### Your objective
Without the pictures, print each of the records below exactly as it appears.

# Start of Extracted information

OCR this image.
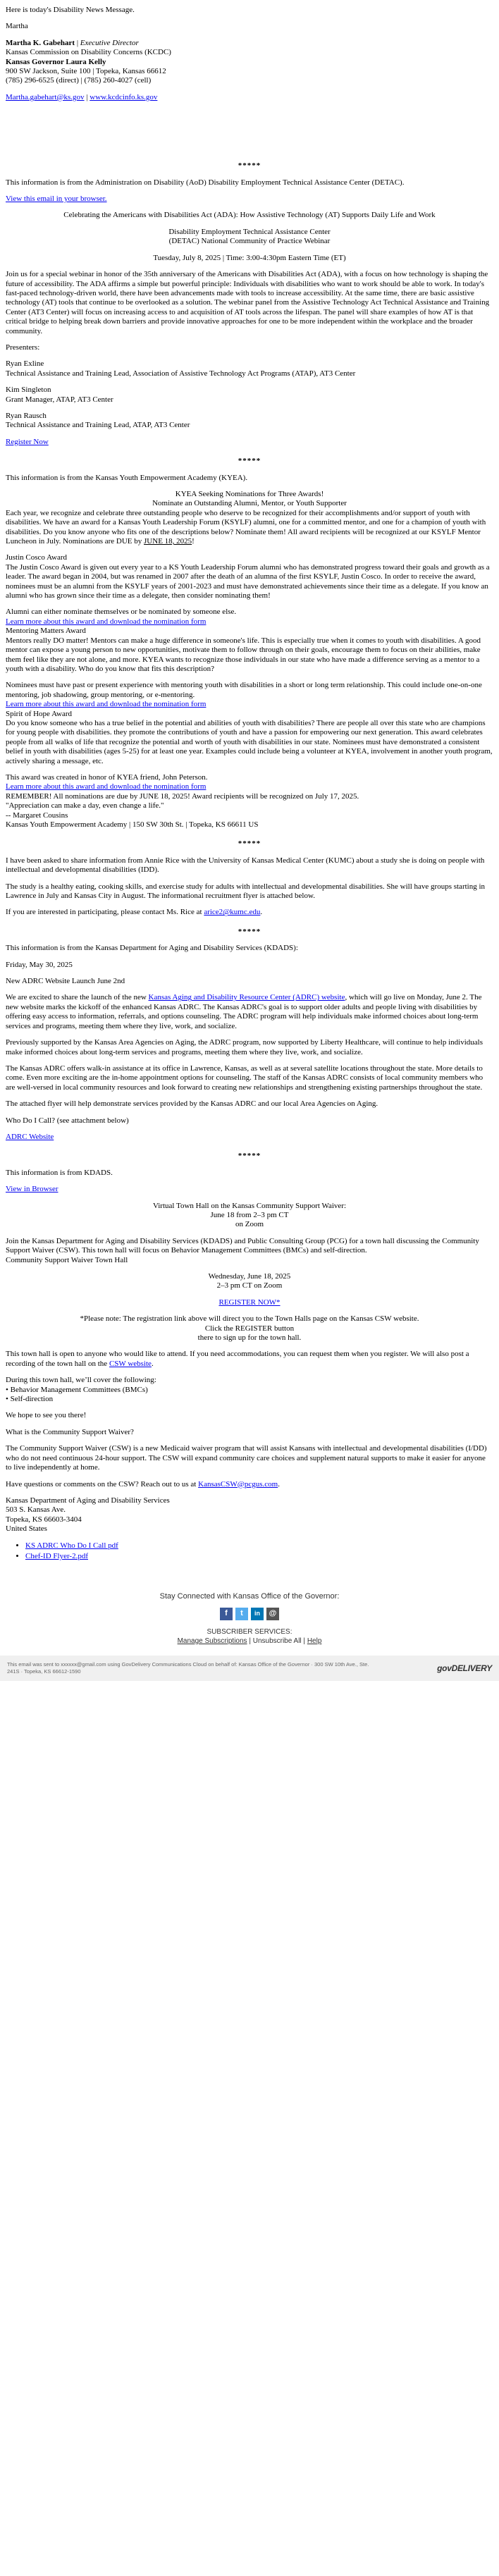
Here is today's Disability News Message.

Martha

Martha K. Gabehart | Executive Director
Kansas Commission on Disability Concerns (KCDC)
Kansas Governor Laura Kelly
900 SW Jackson, Suite 100 | Topeka, Kansas 66612
(785) 296-6525 (direct) | (785) 260-4027 (cell)
Martha.gabehart@ks.gov | www.kcdcinfo.ks.gov
*****

This information is from the Administration on Disability (AoD) Disability Employment Technical Assistance Center (DETAC).

View this email in your browser.

Celebrating the Americans with Disabilities Act (ADA): How Assistive Technology (AT) Supports Daily Life and Work

Disability Employment Technical Assistance Center

(DETAC) National Community of Practice Webinar

Tuesday, July 8, 2025 | Time: 3:00-4:30pm Eastern Time (ET)

Join us for a special webinar in honor of the 35th anniversary of the Americans with Disabilities Act (ADA), with a focus on how technology is shaping the future of accessibility. The ADA affirms a simple but powerful principle: Individuals with disabilities who want to work should be able to work. In today's fast-paced technology-driven world, there have been advancements made with tools to increase accessibility. At the same time, there are basic assistive technology (AT) tools that continue to be overlooked as a solution. The webinar panel from the Assistive Technology Act Technical Assistance and Training Center (AT3 Center) will focus on increasing access to and acquisition of AT tools across the lifespan. The panel will share examples of how AT is that critical bridge to helping break down barriers and provide innovative approaches for one to be more independent within the workplace and the broader community.

Presenters:

Ryan Exline
Technical Assistance and Training Lead, Association of Assistive Technology Act Programs (ATAP), AT3 Center

Kim Singleton
Grant Manager, ATAP, AT3 Center

Ryan Rausch
Technical Assistance and Training Lead, ATAP, AT3 Center

Register Now

*****

This information is from the Kansas Youth Empowerment Academy (KYEA).

KYEA Seeking Nominations for Three Awards!
Nominate an Outstanding Alumni, Mentor, or Youth Supporter

Each year, we recognize and celebrate three outstanding people who deserve to be recognized for their accomplishments and/or support of youth with disabilities. We have an award for a Kansas Youth Leadership Forum (KSYLF) alumni, one for a committed mentor, and one for a champion of youth with disabilities. Do you know anyone who fits one of the descriptions below? Nominate them! All award recipients will be recognized at our KSYLF Mentor Luncheon in July. Nominations are DUE by JUNE 18, 2025!

Justin Cosco Award

The Justin Cosco Award is given out every year to a KS Youth Leadership Forum alumni who has demonstrated progress toward their goals and growth as a leader. The award began in 2004, but was renamed in 2007 after the death of an alumna of the first KSYLF, Justin Cosco. In order to receive the award, nominees must be an alumni from the KSYLF years of 2001-2023 and must have demonstrated achievements since their time as a delegate. If you know an alumni who has grown since their time as a delegate, then consider nominating them!

Alumni can either nominate themselves or be nominated by someone else.
Learn more about this award and download the nomination form
Mentoring Matters Award

Mentors really DO matter! Mentors can make a huge difference in someone's life. This is especially true when it comes to youth with disabilities. A good mentor can expose a young person to new opportunities, motivate them to follow through on their goals, encourage them to focus on their abilities, make them feel like they are not alone, and more. KYEA wants to recognize those individuals in our state who have made a difference serving as a mentor to a youth with a disability. Who do you know that fits this description?

Nominees must have past or present experience with mentoring youth with disabilities in a short or long term relationship. This could include one-on-one mentoring, job shadowing, group mentoring, or e-mentoring.
Learn more about this award and download the nomination form
Spirit of Hope Award

Do you know someone who has a true belief in the potential and abilities of youth with disabilities? There are people all over this state who are champions for young people with disabilities. they promote the contributions of youth and have a passion for empowering our next generation. This award celebrates people from all walks of life that recognize the potential and worth of youth with disabilities in our state. Nominees must have demonstrated a consistent belief in youth with disabilities (ages 5-25) for at least one year. Examples could include being a volunteer at KYEA, involvement in another youth program, actively sharing a message, etc.

This award was created in honor of KYEA friend, John Peterson.
Learn more about this award and download the nomination form
REMEMBER! All nominations are due by JUNE 18, 2025! Award recipients will be recognized on July 17, 2025.
"Appreciation can make a day, even change a life."
-- Margaret Cousins
Kansas Youth Empowerment Academy | 150 SW 30th St. | Topeka, KS 66611 US
*****

I have been asked to share information from Annie Rice with the University of Kansas Medical Center (KUMC) about a study she is doing on people with intellectual and developmental disabilities (IDD).

The study is a healthy eating, cooking skills, and exercise study for adults with intellectual and developmental disabilities. She will have groups starting in Lawrence in July and Kansas City in August. The informational recruitment flyer is attached below.

If you are interested in participating, please contact Ms. Rice at arice2@kumc.edu.

*****

This information is from the Kansas Department for Aging and Disability Services (KDADS):

Friday, May 30, 2025

New ADRC Website Launch June 2nd

We are excited to share the launch of the new Kansas Aging and Disability Resource Center (ADRC) website, which will go live on Monday, June 2. The new website marks the kickoff of the enhanced Kansas ADRC. The Kansas ADRC's goal is to support older adults and people living with disabilities by offering easy access to information, referrals, and options counseling. The ADRC program will help individuals make informed choices about long-term services and programs, meeting them where they live, work, and socialize.

Previously supported by the Kansas Area Agencies on Aging, the ADRC program, now supported by Liberty Healthcare, will continue to help individuals make informed choices about long-term services and programs, meeting them where they live, work, and socialize.

The Kansas ADRC offers walk-in assistance at its office in Lawrence, Kansas, as well as at several satellite locations throughout the state. More details to come. Even more exciting are the in-home appointment options for counseling. The staff of the Kansas ADRC consists of local community members who are well-versed in local community resources and look forward to creating new relationships and strengthening existing partnerships throughout the state.

The attached flyer will help demonstrate services provided by the Kansas ADRC and our local Area Agencies on Aging.

Who Do I Call? (see attachment below)

ADRC Website

*****

This information is from KDADS.

View in Browser

Virtual Town Hall on the Kansas Community Support Waiver:
June 18 from 2–3 pm CT

on Zoom

Join the Kansas Department for Aging and Disability Services (KDADS) and Public Consulting Group (PCG) for a town hall discussing the Community Support Waiver (CSW). This town hall will focus on Behavior Management Committees (BMCs) and self-direction.

Community Support Waiver Town Hall

Wednesday, June 18, 2025

2–3 pm CT on Zoom

REGISTER NOW*

*Please note: The registration link above will direct you to the Town Halls page on the Kansas CSW website.
Click the REGISTER button

there to sign up for the town hall.

This town hall is open to anyone who would like to attend. If you need accommodations, you can request them when you register. We will also post a recording of the town hall on the CSW website.

During this town hall, we’ll cover the following:
• Behavior Management Committees (BMCs)

• Self-direction

We hope to see you there!

What is the Community Support Waiver?

The Community Support Waiver (CSW) is a new Medicaid waiver program that will assist Kansans with intellectual and developmental disabilities (I/DD) who do not need continuous 24-hour support. The CSW will expand community care choices and supplement natural supports to make it easier for anyone to live independently at home.

Have questions or comments on the CSW? Reach out to us at KansasCSW@pcgus.com.

Kansas Department of Aging and Disability Services
503 S. Kansas Ave.
Topeka, KS 66603-3404
United States
• KS ADRC Who Do I Call pdf
• Chef-ID Flyer-2.pdf
Stay Connected with Kansas Office of the Governor:
f	t	in	@
SUBSCRIBER SERVICES:
Manage Subscriptions | Unsubscribe All | Help
This email was sent to xxxxxx@gmail.com using GovDelivery Communications Cloud on behalf of: Kansas Office of the Governor · 300 SW 10th Ave., Ste. 241S · Topeka, KS 66612-1590	govDELIVERY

# End of Extracted information

### Exercise response
OCR this image.
Here is today's Disability News Message.

Martha

Martha K. Gabehart | Executive Director
Kansas Commission on Disability Concerns (KCDC)
Kansas Governor Laura Kelly
900 SW Jackson, Suite 100 | Topeka, Kansas 66612
(785) 296-6525 (direct) | (785) 260-4027 (cell)
Martha.gabehart@ks.gov | www.kcdcinfo.ks.gov
*****

This information is from the Administration on Disability (AoD) Disability Employment Technical Assistance Center (DETAC).

View this email in your browser.

Celebrating the Americans with Disabilities Act (ADA): How Assistive Technology (AT) Supports Daily Life and Work

Disability Employment Technical Assistance Center

(DETAC) National Community of Practice Webinar

Tuesday, July 8, 2025 | Time: 3:00-4:30pm Eastern Time (ET)

Join us for a special webinar in honor of the 35th anniversary of the Americans with Disabilities Act (ADA), with a focus on how technology is shaping the future of accessibility. The ADA affirms a simple but powerful principle: Individuals with disabilities who want to work should be able to work. In today's fast-paced technology-driven world, there have been advancements made with tools to increase accessibility. At the same time, there are basic assistive technology (AT) tools that continue to be overlooked as a solution. The webinar panel from the Assistive Technology Act Technical Assistance and Training Center (AT3 Center) will focus on increasing access to and acquisition of AT tools across the lifespan. The panel will share examples of how AT is that critical bridge to helping break down barriers and provide innovative approaches for one to be more independent within the workplace and the broader community.

Presenters:

Ryan Exline
Technical Assistance and Training Lead, Association of Assistive Technology Act Programs (ATAP), AT3 Center

Kim Singleton
Grant Manager, ATAP, AT3 Center

Ryan Rausch
Technical Assistance and Training Lead, ATAP, AT3 Center

Register Now

*****

This information is from the Kansas Youth Empowerment Academy (KYEA).

KYEA Seeking Nominations for Three Awards!
Nominate an Outstanding Alumni, Mentor, or Youth Supporter

Each year, we recognize and celebrate three outstanding people who deserve to be recognized for their accomplishments and/or support of youth with disabilities. We have an award for a Kansas Youth Leadership Forum (KSYLF) alumni, one for a committed mentor, and one for a champion of youth with disabilities. Do you know anyone who fits one of the descriptions below? Nominate them! All award recipients will be recognized at our KSYLF Mentor Luncheon in July. Nominations are DUE by JUNE 18, 2025!

Justin Cosco Award

The Justin Cosco Award is given out every year to a KS Youth Leadership Forum alumni who has demonstrated progress toward their goals and growth as a leader. The award began in 2004, but was renamed in 2007 after the death of an alumna of the first KSYLF, Justin Cosco. In order to receive the award, nominees must be an alumni from the KSYLF years of 2001-2023 and must have demonstrated achievements since their time as a delegate. If you know an alumni who has grown since their time as a delegate, then consider nominating them!

Alumni can either nominate themselves or be nominated by someone else.
Learn more about this award and download the nomination form
Mentoring Matters Award

Mentors really DO matter! Mentors can make a huge difference in someone's life. This is especially true when it comes to youth with disabilities. A good mentor can expose a young person to new opportunities, motivate them to follow through on their goals, encourage them to focus on their abilities, make them feel like they are not alone, and more. KYEA wants to recognize those individuals in our state who have made a difference serving as a mentor to a youth with a disability. Who do you know that fits this description?

Nominees must have past or present experience with mentoring youth with disabilities in a short or long term relationship. This could include one-on-one mentoring, job shadowing, group mentoring, or e-mentoring.
Learn more about this award and download the nomination form
Spirit of Hope Award

Do you know someone who has a true belief in the potential and abilities of youth with disabilities? There are people all over this state who are champions for young people with disabilities. they promote the contributions of youth and have a passion for empowering our next generation. This award celebrates people from all walks of life that recognize the potential and worth of youth with disabilities in our state. Nominees must have demonstrated a consistent belief in youth with disabilities (ages 5-25) for at least one year. Examples could include being a volunteer at KYEA, involvement in another youth program, actively sharing a message, etc.

This award was created in honor of KYEA friend, John Peterson.
Learn more about this award and download the nomination form
REMEMBER! All nominations are due by JUNE 18, 2025! Award recipients will be recognized on July 17, 2025.
"Appreciation can make a day, even change a life."
-- Margaret Cousins
Kansas Youth Empowerment Academy | 150 SW 30th St. | Topeka, KS 66611 US
*****

I have been asked to share information from Annie Rice with the University of Kansas Medical Center (KUMC) about a study she is doing on people with intellectual and developmental disabilities (IDD).

The study is a healthy eating, cooking skills, and exercise study for adults with intellectual and developmental disabilities. She will have groups starting in Lawrence in July and Kansas City in August. The informational recruitment flyer is attached below.

If you are interested in participating, please contact Ms. Rice at arice2@kumc.edu.

*****

This information is from the Kansas Department for Aging and Disability Services (KDADS):

Friday, May 30, 2025

New ADRC Website Launch June 2nd

We are excited to share the launch of the new Kansas Aging and Disability Resource Center (ADRC) website, which will go live on Monday, June 2. The new website marks the kickoff of the enhanced Kansas ADRC. The Kansas ADRC's goal is to support older adults and people living with disabilities by offering easy access to information, referrals, and options counseling. The ADRC program will help individuals make informed choices about long-term services and programs, meeting them where they live, work, and socialize.

Previously supported by the Kansas Area Agencies on Aging, the ADRC program, now supported by Liberty Healthcare, will continue to help individuals make informed choices about long-term services and programs, meeting them where they live, work, and socialize.

The Kansas ADRC offers walk-in assistance at its office in Lawrence, Kansas, as well as at several satellite locations throughout the state. More details to come. Even more exciting are the in-home appointment options for counseling. The staff of the Kansas ADRC consists of local community members who are well-versed in local community resources and look forward to creating new relationships and strengthening existing partnerships throughout the state.

The attached flyer will help demonstrate services provided by the Kansas ADRC and our local Area Agencies on Aging.

Who Do I Call? (see attachment below)

ADRC Website

*****

This information is from KDADS.

View in Browser

Virtual Town Hall on the Kansas Community Support Waiver:
June 18 from 2–3 pm CT

on Zoom

Join the Kansas Department for Aging and Disability Services (KDADS) and Public Consulting Group (PCG) for a town hall discussing the Community Support Waiver (CSW). This town hall will focus on Behavior Management Committees (BMCs) and self-direction.

Community Support Waiver Town Hall

Wednesday, June 18, 2025

2–3 pm CT on Zoom

REGISTER NOW*

*Please note: The registration link above will direct you to the Town Halls page on the Kansas CSW website.
Click the REGISTER button

there to sign up for the town hall.

This town hall is open to anyone who would like to attend. If you need accommodations, you can request them when you register. We will also post a recording of the town hall on the CSW website.

During this town hall, we’ll cover the following:
• Behavior Management Committees (BMCs)

• Self-direction

We hope to see you there!

What is the Community Support Waiver?

The Community Support Waiver (CSW) is a new Medicaid waiver program that will assist Kansans with intellectual and developmental disabilities (I/DD) who do not need continuous 24-hour support. The CSW will expand community care choices and supplement natural supports to make it easier for anyone to live independently at home.

Have questions or comments on the CSW? Reach out to us at KansasCSW@pcgus.com.

Kansas Department of Aging and Disability Services
503 S. Kansas Ave.
Topeka, KS 66603-3404
United States
• KS ADRC Who Do I Call pdf
• Chef-ID Flyer-2.pdf
Stay Connected with Kansas Office of the Governor:
f	t	in	@
SUBSCRIBER SERVICES:
Manage Subscriptions | Unsubscribe All | Help
This email was sent to xxxxxx@gmail.com using GovDelivery Communications Cloud on behalf of: Kansas Office of the Governor · 300 SW 10th Ave., Ste. 241S · Topeka, KS 66612-1590	govDELIVERY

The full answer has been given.